### EXERCISE OBJECTIVE:
Pick up the spelt and cashew biscuit recipe below where it ends and keep writing it.

Your Shopping List150 g plain spelt flour 75-100 g chopped raw cashews 100 g brown sugar 100 g rolled oats (not quick oats) 65 g Nuttelex (dairy-free margarine) 60 g butter 50 g golden syrup 1/2 tsp bicarb of so 30 ml boiling water
Now what will you do with it?
Preheat the oven to 160°C and line a couple of baking trays with baking paper.
Put the flour, cashews, sugar and oats in a bowl and mix. Make a well in the centre.
Melt the butter in a smallish saucepan with the golden syrup (not too small a saucepan, though, or it will erupt when you add the bicarb in a bit. When the butter and syrup are melted, pour boiling water over the bicarb in a small bowl, stir to combine, and stir into the butter mixture.
Pour the butter mixture into the dry ingredients and mix well. Roll teaspoonfuls of the mixture into balls and place on the baking sheet, leaving two inches between the balls, because these biscuits spread.
Bake for 15-20 minutes, depending on your oven and how crispy you like your biscuits. I like them a bit chewy, so I take them out when they are golden but still soft, and let them sit on the tray for a few minutes to harden up before putting them on a rack to cool.
Eat, preferably with a glass of milk (goat or soy milk, if that’s the way you roll).

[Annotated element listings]

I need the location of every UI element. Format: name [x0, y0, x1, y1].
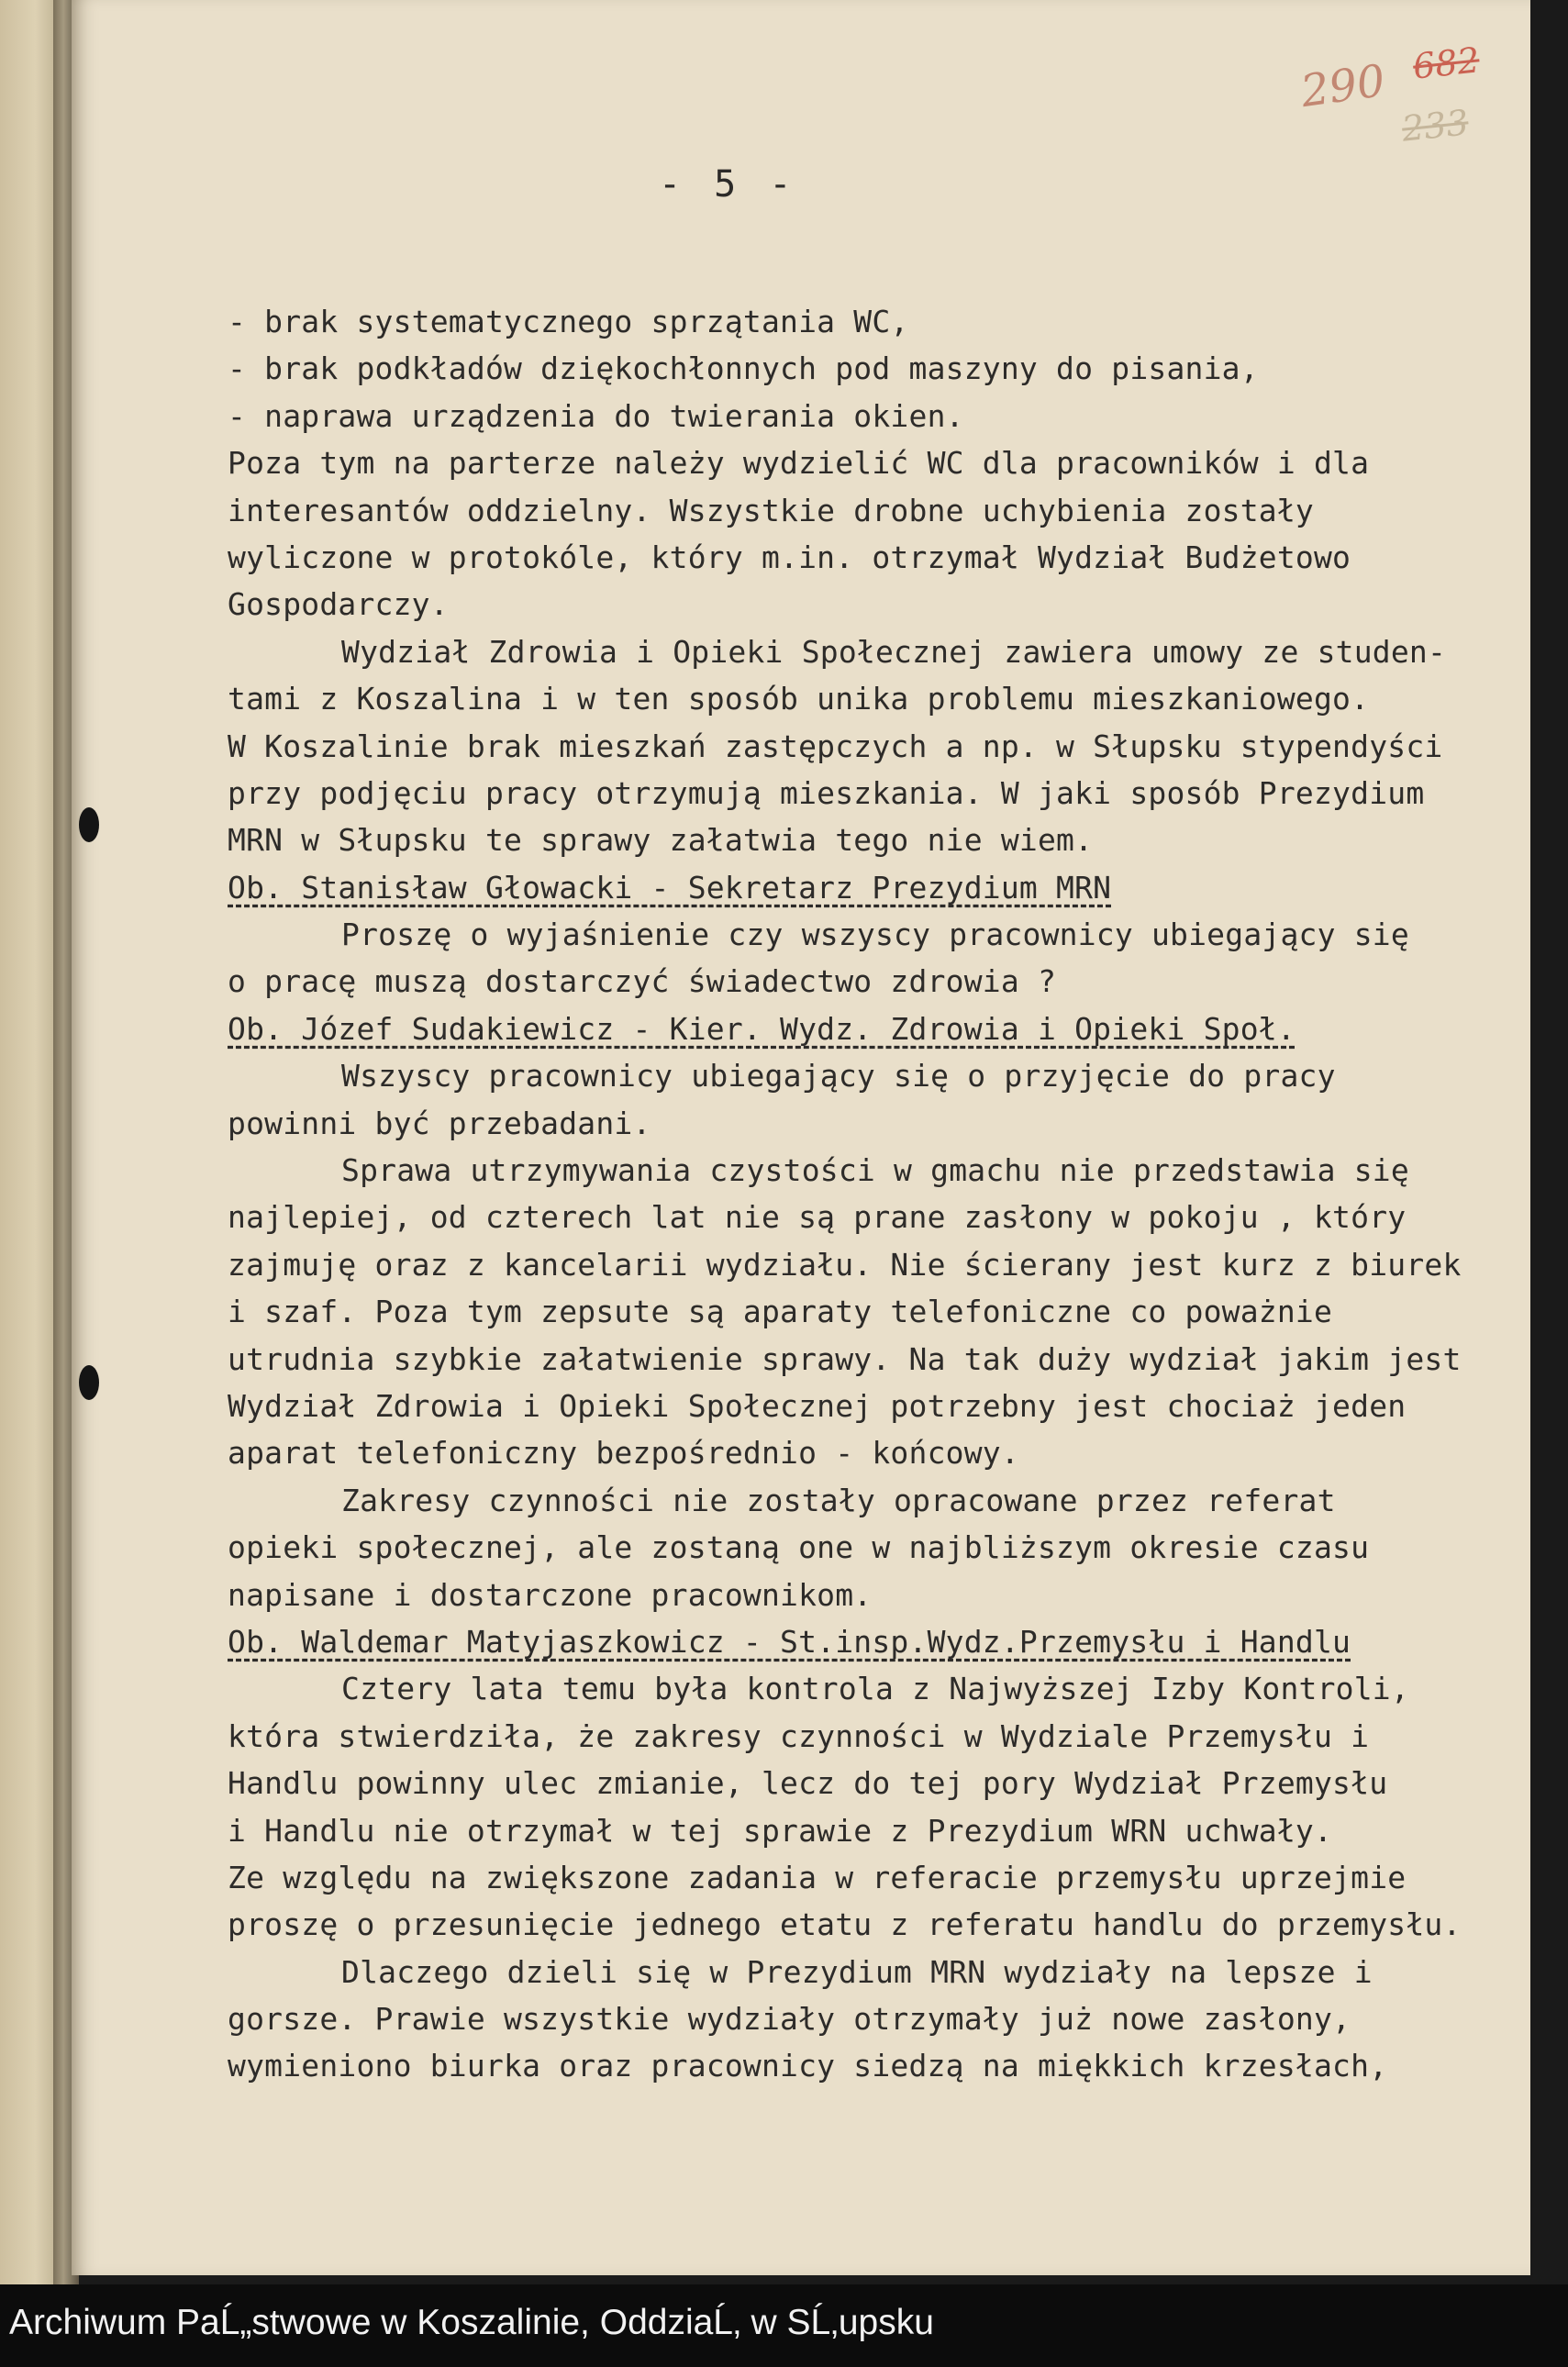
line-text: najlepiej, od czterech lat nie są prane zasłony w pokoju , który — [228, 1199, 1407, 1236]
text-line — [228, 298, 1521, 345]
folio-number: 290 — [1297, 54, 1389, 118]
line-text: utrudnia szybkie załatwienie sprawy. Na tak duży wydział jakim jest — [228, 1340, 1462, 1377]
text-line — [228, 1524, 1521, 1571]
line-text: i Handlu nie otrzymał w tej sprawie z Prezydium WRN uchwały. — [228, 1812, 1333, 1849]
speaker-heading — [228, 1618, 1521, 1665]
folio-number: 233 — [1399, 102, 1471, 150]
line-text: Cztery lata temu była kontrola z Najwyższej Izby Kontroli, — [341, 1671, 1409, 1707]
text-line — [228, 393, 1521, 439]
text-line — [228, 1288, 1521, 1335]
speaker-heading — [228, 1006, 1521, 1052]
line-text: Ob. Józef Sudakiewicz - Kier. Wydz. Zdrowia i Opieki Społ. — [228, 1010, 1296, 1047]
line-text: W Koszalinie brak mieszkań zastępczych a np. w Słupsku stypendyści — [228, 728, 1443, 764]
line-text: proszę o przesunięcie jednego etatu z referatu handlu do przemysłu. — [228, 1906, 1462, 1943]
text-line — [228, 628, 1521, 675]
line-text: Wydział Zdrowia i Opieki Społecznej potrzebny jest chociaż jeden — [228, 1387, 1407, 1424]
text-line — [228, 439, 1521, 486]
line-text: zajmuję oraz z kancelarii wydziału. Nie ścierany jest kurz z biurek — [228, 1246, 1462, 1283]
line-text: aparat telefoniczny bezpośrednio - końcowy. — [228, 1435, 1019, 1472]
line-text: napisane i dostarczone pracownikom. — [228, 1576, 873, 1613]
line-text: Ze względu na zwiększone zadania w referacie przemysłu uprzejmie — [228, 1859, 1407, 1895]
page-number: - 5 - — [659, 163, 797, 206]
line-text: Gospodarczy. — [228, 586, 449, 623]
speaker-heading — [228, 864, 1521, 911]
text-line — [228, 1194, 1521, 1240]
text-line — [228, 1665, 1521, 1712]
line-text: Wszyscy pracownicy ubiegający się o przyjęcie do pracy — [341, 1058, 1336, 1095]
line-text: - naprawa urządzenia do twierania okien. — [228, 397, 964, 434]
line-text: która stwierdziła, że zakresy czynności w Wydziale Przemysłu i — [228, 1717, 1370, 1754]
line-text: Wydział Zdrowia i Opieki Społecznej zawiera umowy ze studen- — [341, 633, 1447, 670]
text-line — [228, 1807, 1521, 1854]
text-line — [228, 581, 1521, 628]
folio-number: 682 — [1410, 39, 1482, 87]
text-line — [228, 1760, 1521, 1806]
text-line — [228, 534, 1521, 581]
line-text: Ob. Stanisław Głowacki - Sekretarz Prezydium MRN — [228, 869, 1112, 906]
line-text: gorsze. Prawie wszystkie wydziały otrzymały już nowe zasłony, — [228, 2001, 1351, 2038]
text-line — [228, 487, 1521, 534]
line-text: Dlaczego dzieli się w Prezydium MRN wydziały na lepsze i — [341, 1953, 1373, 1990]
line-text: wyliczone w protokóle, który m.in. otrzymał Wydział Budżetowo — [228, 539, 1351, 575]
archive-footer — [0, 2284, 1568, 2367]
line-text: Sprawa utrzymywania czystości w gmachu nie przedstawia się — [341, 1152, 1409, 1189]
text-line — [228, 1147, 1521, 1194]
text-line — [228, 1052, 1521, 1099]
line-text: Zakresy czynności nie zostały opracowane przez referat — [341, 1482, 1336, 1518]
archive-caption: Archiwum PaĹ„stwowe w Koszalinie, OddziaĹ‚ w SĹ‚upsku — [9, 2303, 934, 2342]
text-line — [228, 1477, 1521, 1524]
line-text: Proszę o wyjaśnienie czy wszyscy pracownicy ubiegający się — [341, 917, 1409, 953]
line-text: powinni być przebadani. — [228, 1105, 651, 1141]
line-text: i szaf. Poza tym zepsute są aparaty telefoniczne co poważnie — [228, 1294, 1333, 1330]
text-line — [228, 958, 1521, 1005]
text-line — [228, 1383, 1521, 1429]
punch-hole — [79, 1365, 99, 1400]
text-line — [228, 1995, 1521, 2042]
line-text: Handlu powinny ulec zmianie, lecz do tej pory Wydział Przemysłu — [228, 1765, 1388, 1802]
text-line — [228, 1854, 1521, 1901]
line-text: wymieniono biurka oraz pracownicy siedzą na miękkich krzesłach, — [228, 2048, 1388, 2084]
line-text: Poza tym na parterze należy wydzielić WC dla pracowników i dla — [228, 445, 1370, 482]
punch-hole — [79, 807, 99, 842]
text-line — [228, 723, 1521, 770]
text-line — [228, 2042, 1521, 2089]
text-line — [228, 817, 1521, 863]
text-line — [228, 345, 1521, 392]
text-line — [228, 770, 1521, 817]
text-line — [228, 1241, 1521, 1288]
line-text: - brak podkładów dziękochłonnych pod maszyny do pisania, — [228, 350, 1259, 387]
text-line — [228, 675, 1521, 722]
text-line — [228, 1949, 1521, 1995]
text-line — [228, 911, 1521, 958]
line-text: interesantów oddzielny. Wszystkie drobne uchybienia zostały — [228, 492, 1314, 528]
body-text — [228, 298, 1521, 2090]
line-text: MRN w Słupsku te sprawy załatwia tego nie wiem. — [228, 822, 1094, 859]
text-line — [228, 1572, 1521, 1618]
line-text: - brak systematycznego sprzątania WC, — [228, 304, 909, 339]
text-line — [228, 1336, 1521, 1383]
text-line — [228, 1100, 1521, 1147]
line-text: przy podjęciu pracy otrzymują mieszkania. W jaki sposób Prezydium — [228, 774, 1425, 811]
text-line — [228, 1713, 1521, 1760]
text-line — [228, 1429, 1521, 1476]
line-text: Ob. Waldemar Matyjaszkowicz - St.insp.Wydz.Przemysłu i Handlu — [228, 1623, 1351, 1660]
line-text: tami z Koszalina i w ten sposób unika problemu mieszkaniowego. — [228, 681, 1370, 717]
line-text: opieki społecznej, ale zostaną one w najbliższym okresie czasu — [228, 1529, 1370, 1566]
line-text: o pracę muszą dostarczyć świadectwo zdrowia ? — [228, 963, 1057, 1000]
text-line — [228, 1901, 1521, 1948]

### ANSWER TO THIS EXERCISE:
Where do I even start? Well, for starters, any gluten-free flour suitable for baking will work here, obviously, as will wheat flour. You can use all butter or all dairy-free margarine, depending on your tastes, though I would not replace the butter with oil. You want a fat that is solid at room temperature. I’m sort of curious about coconut butter or cocoa butter now, but I wouldn’t use either of these things for the full 125g.
This recipe is a little on the bland side for my taste, but you could jazz it up in hundreds of ways. The cashews were
desecrated dessicated coconut in the original recipe, but why stop there? Chocolate chips, or carob chips if you are my friend with the allergies, would work, as would sultanas, chopped dried apricots or other dried fruit. Or other chopped nuts. Or a combination of both. Just stick to something fairly dry, or you will end up with a mess.
I think this recipe is crying out for spices of some kind, so by all means add cinnamon or ginger or nutmeg or cloves or allspice or cardamom, or all of the above. A little vanilla probably wouldn’t hurt it, either.
I’m sure you can think of things you’d like to do with this – go wild!